======== Data shown

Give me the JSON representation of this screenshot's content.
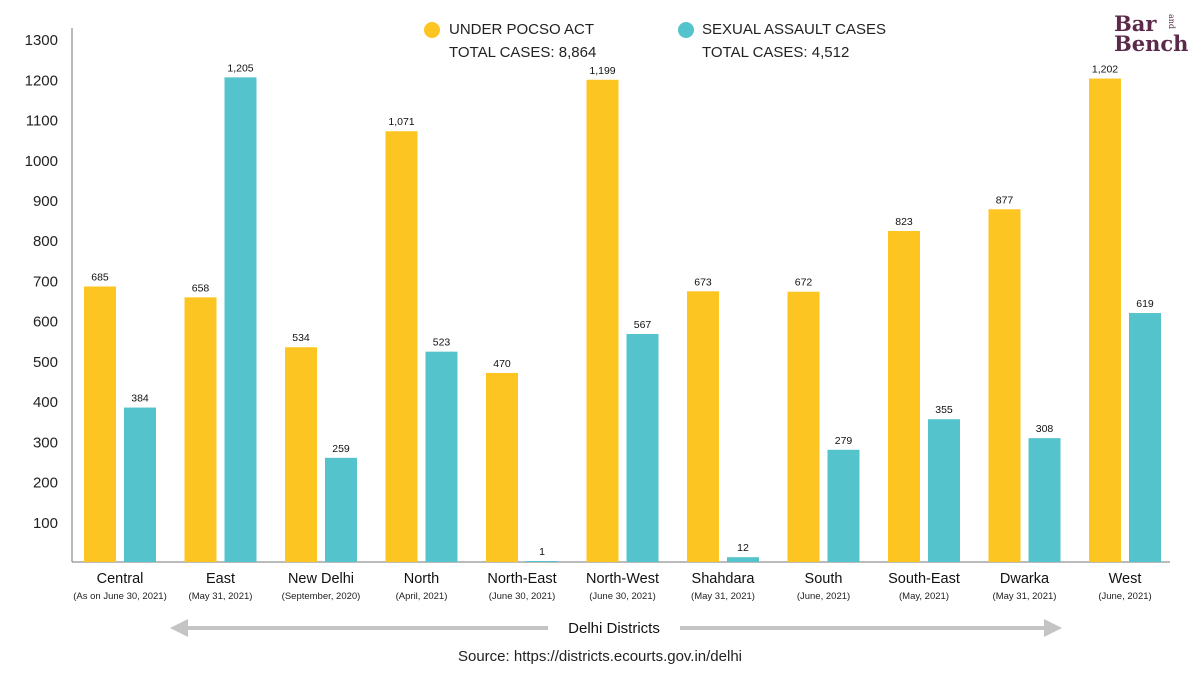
{
  "chart_data": {
    "type": "bar",
    "categories": [
      "Central",
      "East",
      "New Delhi",
      "North",
      "North-East",
      "North-West",
      "Shahdara",
      "South",
      "South-East",
      "Dwarka",
      "West"
    ],
    "category_sublabels": [
      "(As on June 30, 2021)",
      "(May 31, 2021)",
      "(September, 2020)",
      "(April, 2021)",
      "(June 30, 2021)",
      "(June 30, 2021)",
      "(May 31, 2021)",
      "(June, 2021)",
      "(May, 2021)",
      "(May 31, 2021)",
      "(June, 2021)"
    ],
    "series": [
      {
        "name": "UNDER POCSO ACT",
        "total_label": "TOTAL CASES: 8,864",
        "color": "#fcc521",
        "values": [
          685,
          658,
          534,
          1071,
          470,
          1199,
          673,
          672,
          823,
          877,
          1202
        ],
        "value_labels": [
          "685",
          "658",
          "534",
          "1,071",
          "470",
          "1,199",
          "673",
          "672",
          "823",
          "877",
          "1,202"
        ]
      },
      {
        "name": "SEXUAL ASSAULT CASES",
        "total_label": "TOTAL CASES: 4,512",
        "color": "#55c3cc",
        "values": [
          384,
          1205,
          259,
          523,
          1,
          567,
          12,
          279,
          355,
          308,
          619
        ],
        "value_labels": [
          "384",
          "1,205",
          "259",
          "523",
          "1",
          "567",
          "12",
          "279",
          "355",
          "308",
          "619"
        ]
      }
    ],
    "yticks": [
      100,
      200,
      300,
      400,
      500,
      600,
      700,
      800,
      900,
      1000,
      1100,
      1200,
      1300
    ],
    "ylim": [
      0,
      1300
    ],
    "xlabel": "Delhi Districts",
    "ylabel": "",
    "grid": false,
    "legend_position": "top-center"
  },
  "source": "Source: https://districts.ecourts.gov.in/delhi",
  "logo": {
    "line1": "Bar",
    "line2": "Bench",
    "small": "and"
  }
}
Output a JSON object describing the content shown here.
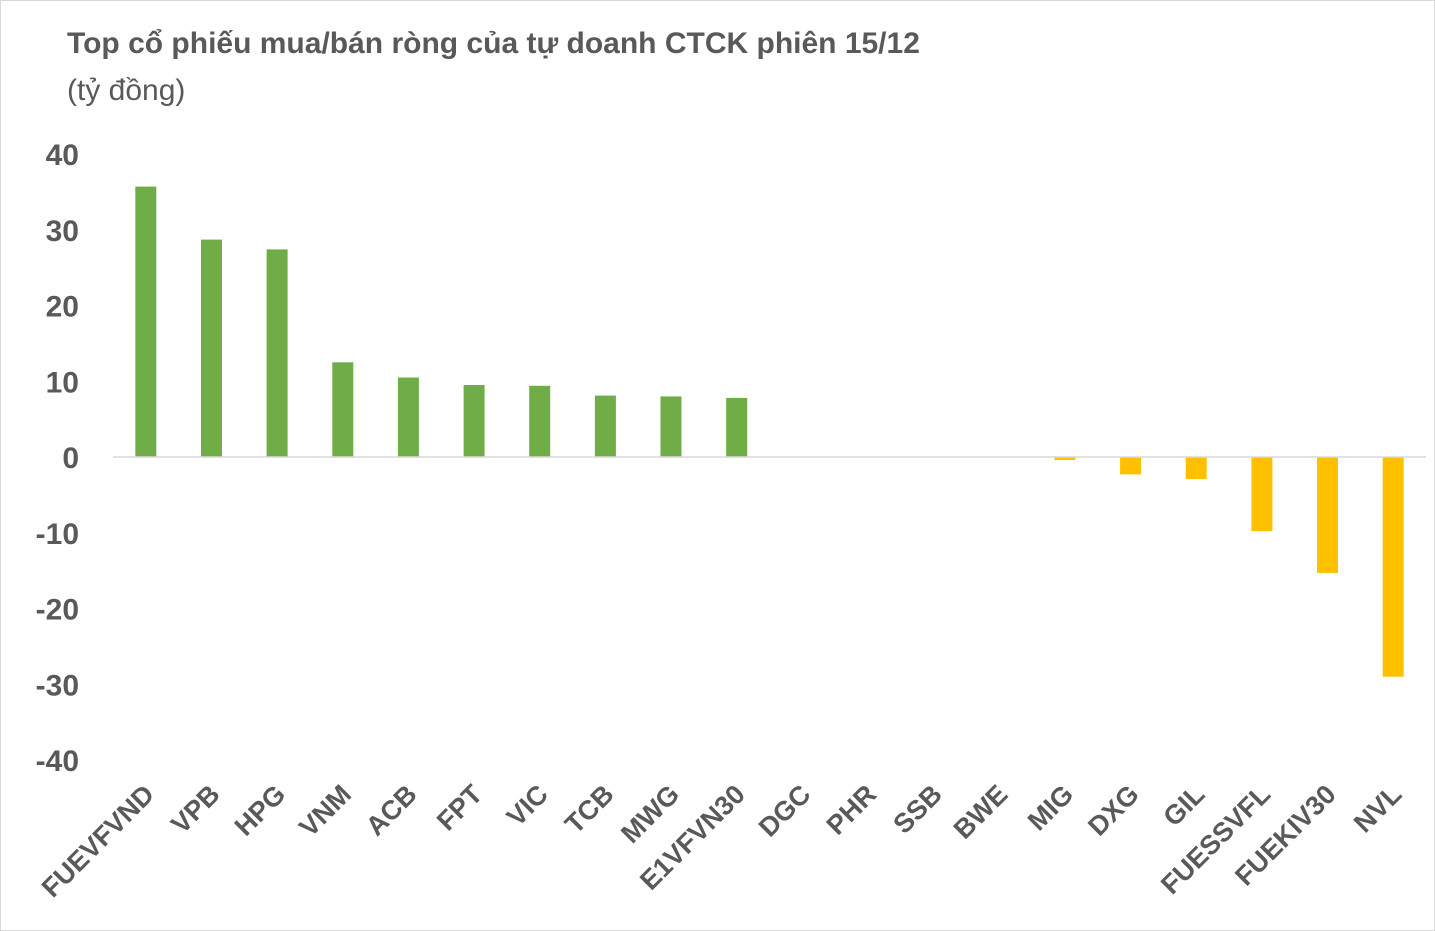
{
  "chart_data": {
    "type": "bar",
    "title": "Top cổ phiếu mua/bán ròng của tự doanh CTCK phiên 15/12",
    "subtitle": "(tỷ đồng)",
    "xlabel": "",
    "ylabel": "",
    "categories": [
      "FUEVFVND",
      "VPB",
      "HPG",
      "VNM",
      "ACB",
      "FPT",
      "VIC",
      "TCB",
      "MWG",
      "E1VFVN30",
      "DGC",
      "PHR",
      "SSB",
      "BWE",
      "MIG",
      "DXG",
      "GIL",
      "FUESSVFL",
      "FUEKIV30",
      "NVL"
    ],
    "values": [
      35.7,
      28.7,
      27.4,
      12.5,
      10.5,
      9.5,
      9.4,
      8.1,
      8.0,
      7.8,
      0.0,
      0.0,
      0.0,
      0.0,
      -0.4,
      -2.3,
      -2.9,
      -9.8,
      -15.3,
      -29.0
    ],
    "yticks": [
      "40",
      "30",
      "20",
      "10",
      "0",
      "-10",
      "-20",
      "-30",
      "-40"
    ],
    "ylim": [
      -40,
      40
    ],
    "grid": false,
    "legend": "none",
    "colors": {
      "positive": "#70ad47",
      "negative": "#ffc000",
      "text": "#595959",
      "axis": "#d9d9d9"
    }
  }
}
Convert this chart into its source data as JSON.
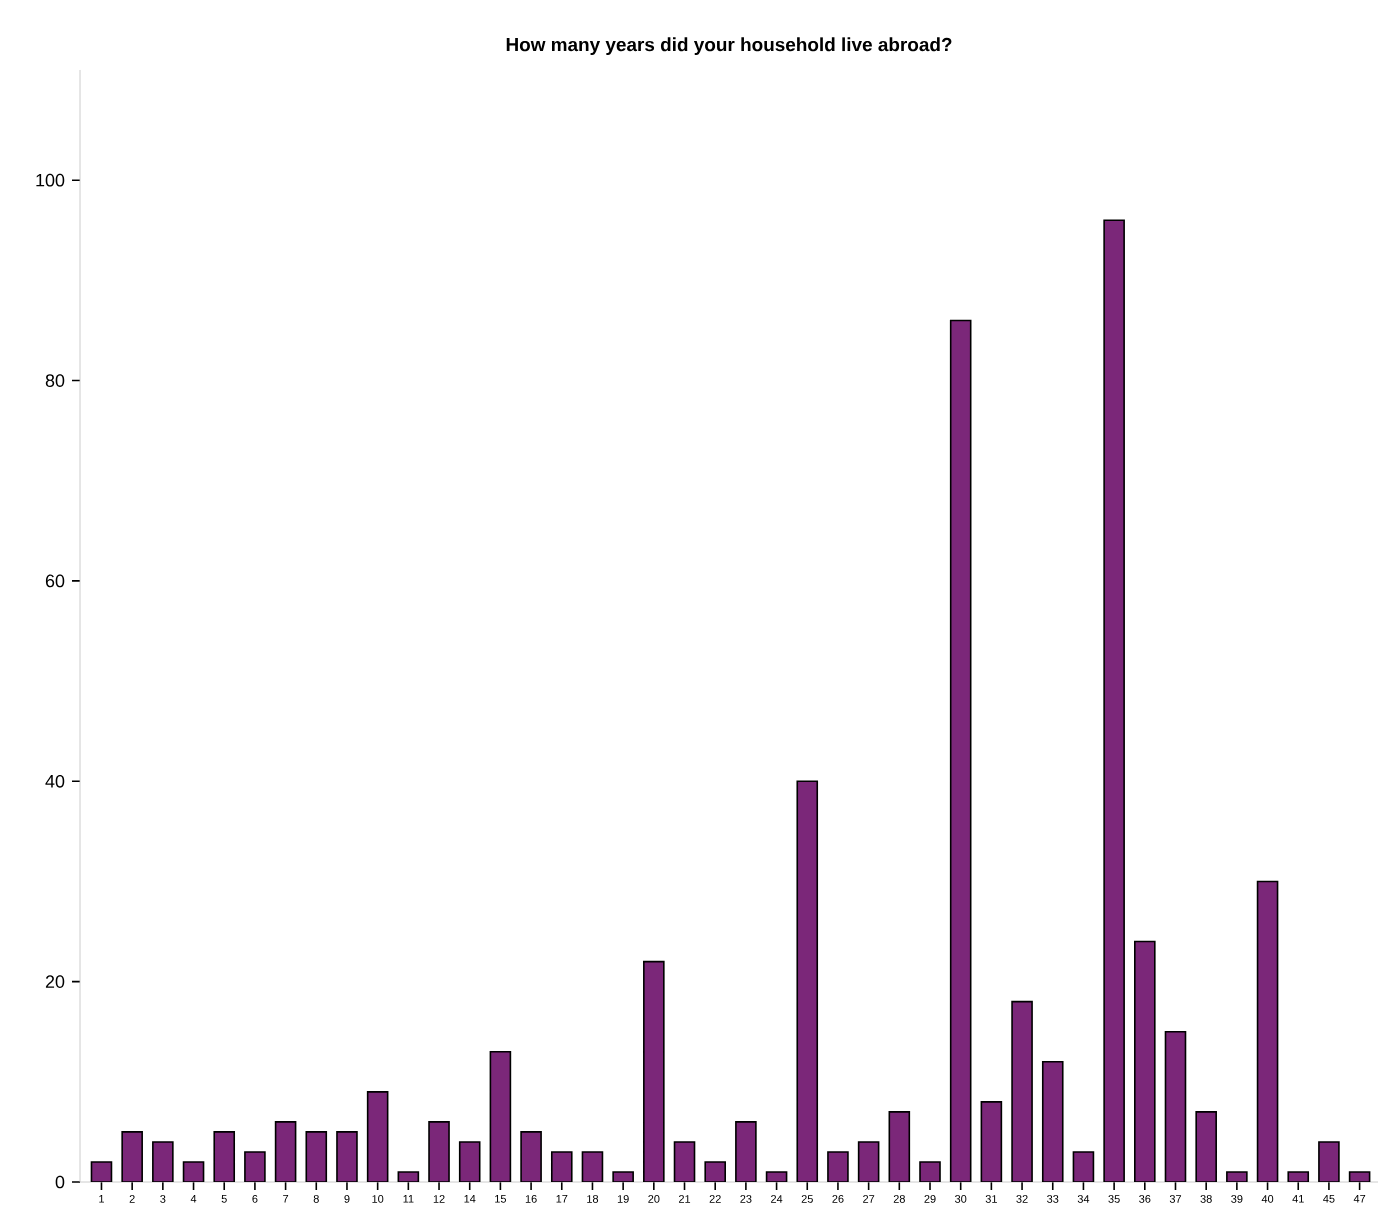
{
  "chart_data": {
    "type": "bar",
    "title": "How many years did your household live abroad?",
    "categories": [
      "1",
      "2",
      "3",
      "4",
      "5",
      "6",
      "7",
      "8",
      "9",
      "10",
      "11",
      "12",
      "14",
      "15",
      "16",
      "17",
      "18",
      "19",
      "20",
      "21",
      "22",
      "23",
      "24",
      "25",
      "26",
      "27",
      "28",
      "29",
      "30",
      "31",
      "32",
      "33",
      "34",
      "35",
      "36",
      "37",
      "38",
      "39",
      "40",
      "41",
      "45",
      "47"
    ],
    "values": [
      2,
      5,
      4,
      2,
      5,
      3,
      6,
      5,
      5,
      9,
      1,
      6,
      4,
      13,
      5,
      3,
      3,
      1,
      22,
      4,
      2,
      6,
      1,
      40,
      3,
      4,
      7,
      2,
      86,
      8,
      18,
      12,
      3,
      96,
      24,
      15,
      7,
      1,
      30,
      1,
      4,
      1
    ],
    "color": "#7b2779",
    "ylim": [
      0,
      111
    ],
    "yticks": [
      0,
      20,
      40,
      60,
      80,
      100
    ],
    "grid": false
  }
}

================

**What to produce**:
Report the number of lines in the listing where the string "TOTAL" appears, and nothing besides.

**Exercise output**:
2